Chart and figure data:
----------

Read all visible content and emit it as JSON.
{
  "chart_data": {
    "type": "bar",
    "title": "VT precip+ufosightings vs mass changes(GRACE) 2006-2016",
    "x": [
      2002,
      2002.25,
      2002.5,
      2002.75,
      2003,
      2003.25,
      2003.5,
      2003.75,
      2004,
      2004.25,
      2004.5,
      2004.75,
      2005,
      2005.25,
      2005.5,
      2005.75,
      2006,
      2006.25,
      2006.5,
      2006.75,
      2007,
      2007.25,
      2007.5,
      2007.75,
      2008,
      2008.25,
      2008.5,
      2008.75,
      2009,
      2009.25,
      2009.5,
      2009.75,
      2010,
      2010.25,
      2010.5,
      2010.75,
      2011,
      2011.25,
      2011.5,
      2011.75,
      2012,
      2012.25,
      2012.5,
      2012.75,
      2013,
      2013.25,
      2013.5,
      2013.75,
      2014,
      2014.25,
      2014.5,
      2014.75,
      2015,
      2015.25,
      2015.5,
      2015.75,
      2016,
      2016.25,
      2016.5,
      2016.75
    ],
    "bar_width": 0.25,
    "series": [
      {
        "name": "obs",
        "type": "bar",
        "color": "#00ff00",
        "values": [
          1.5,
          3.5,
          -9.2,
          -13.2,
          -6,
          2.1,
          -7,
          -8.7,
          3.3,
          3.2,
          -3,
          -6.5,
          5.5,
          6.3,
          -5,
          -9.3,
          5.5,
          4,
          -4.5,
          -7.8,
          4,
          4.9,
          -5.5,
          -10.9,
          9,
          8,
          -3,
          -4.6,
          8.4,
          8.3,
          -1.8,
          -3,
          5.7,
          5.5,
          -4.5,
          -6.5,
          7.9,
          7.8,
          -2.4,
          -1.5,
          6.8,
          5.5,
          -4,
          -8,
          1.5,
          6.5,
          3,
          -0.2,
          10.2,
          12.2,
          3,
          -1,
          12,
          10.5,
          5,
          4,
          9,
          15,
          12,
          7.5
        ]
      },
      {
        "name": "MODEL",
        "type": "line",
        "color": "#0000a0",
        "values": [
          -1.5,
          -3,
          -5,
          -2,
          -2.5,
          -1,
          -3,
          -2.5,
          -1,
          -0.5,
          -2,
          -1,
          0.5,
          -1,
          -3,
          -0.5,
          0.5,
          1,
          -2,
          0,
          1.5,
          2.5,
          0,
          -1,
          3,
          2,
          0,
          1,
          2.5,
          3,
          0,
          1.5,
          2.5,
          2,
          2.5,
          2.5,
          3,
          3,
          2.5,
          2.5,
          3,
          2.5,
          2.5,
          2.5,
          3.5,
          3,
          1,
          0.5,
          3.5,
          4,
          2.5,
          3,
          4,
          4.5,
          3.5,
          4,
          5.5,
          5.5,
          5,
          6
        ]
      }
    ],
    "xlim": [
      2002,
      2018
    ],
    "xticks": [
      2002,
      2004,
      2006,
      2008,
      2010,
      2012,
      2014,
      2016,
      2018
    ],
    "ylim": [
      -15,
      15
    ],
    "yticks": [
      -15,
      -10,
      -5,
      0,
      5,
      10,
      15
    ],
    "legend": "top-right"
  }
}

----------

__Brief__: Above are some records; extract every one of them exactly.

__Final result__:
Read all visible content and emit it as JSON.
{
  "chart_data": {
    "type": "bar",
    "title": "VT precip+ufosightings vs mass changes(GRACE) 2006-2016",
    "x": [
      2002,
      2002.25,
      2002.5,
      2002.75,
      2003,
      2003.25,
      2003.5,
      2003.75,
      2004,
      2004.25,
      2004.5,
      2004.75,
      2005,
      2005.25,
      2005.5,
      2005.75,
      2006,
      2006.25,
      2006.5,
      2006.75,
      2007,
      2007.25,
      2007.5,
      2007.75,
      2008,
      2008.25,
      2008.5,
      2008.75,
      2009,
      2009.25,
      2009.5,
      2009.75,
      2010,
      2010.25,
      2010.5,
      2010.75,
      2011,
      2011.25,
      2011.5,
      2011.75,
      2012,
      2012.25,
      2012.5,
      2012.75,
      2013,
      2013.25,
      2013.5,
      2013.75,
      2014,
      2014.25,
      2014.5,
      2014.75,
      2015,
      2015.25,
      2015.5,
      2015.75,
      2016,
      2016.25,
      2016.5,
      2016.75
    ],
    "bar_width": 0.25,
    "series": [
      {
        "name": "obs",
        "type": "bar",
        "color": "#00ff00",
        "values": [
          1.5,
          3.5,
          -9.2,
          -13.2,
          -6,
          2.1,
          -7,
          -8.7,
          3.3,
          3.2,
          -3,
          -6.5,
          5.5,
          6.3,
          -5,
          -9.3,
          5.5,
          4,
          -4.5,
          -7.8,
          4,
          4.9,
          -5.5,
          -10.9,
          9,
          8,
          -3,
          -4.6,
          8.4,
          8.3,
          -1.8,
          -3,
          5.7,
          5.5,
          -4.5,
          -6.5,
          7.9,
          7.8,
          -2.4,
          -1.5,
          6.8,
          5.5,
          -4,
          -8,
          1.5,
          6.5,
          3,
          -0.2,
          10.2,
          12.2,
          3,
          -1,
          12,
          10.5,
          5,
          4,
          9,
          15,
          12,
          7.5
        ]
      },
      {
        "name": "MODEL",
        "type": "line",
        "color": "#0000a0",
        "values": [
          -1.5,
          -3,
          -5,
          -2,
          -2.5,
          -1,
          -3,
          -2.5,
          -1,
          -0.5,
          -2,
          -1,
          0.5,
          -1,
          -3,
          -0.5,
          0.5,
          1,
          -2,
          0,
          1.5,
          2.5,
          0,
          -1,
          3,
          2,
          0,
          1,
          2.5,
          3,
          0,
          1.5,
          2.5,
          2,
          2.5,
          2.5,
          3,
          3,
          2.5,
          2.5,
          3,
          2.5,
          2.5,
          2.5,
          3.5,
          3,
          1,
          0.5,
          3.5,
          4,
          2.5,
          3,
          4,
          4.5,
          3.5,
          4,
          5.5,
          5.5,
          5,
          6
        ]
      }
    ],
    "xlim": [
      2002,
      2018
    ],
    "xticks": [
      2002,
      2004,
      2006,
      2008,
      2010,
      2012,
      2014,
      2016,
      2018
    ],
    "ylim": [
      -15,
      15
    ],
    "yticks": [
      -15,
      -10,
      -5,
      0,
      5,
      10,
      15
    ],
    "legend": "top-right"
  }
}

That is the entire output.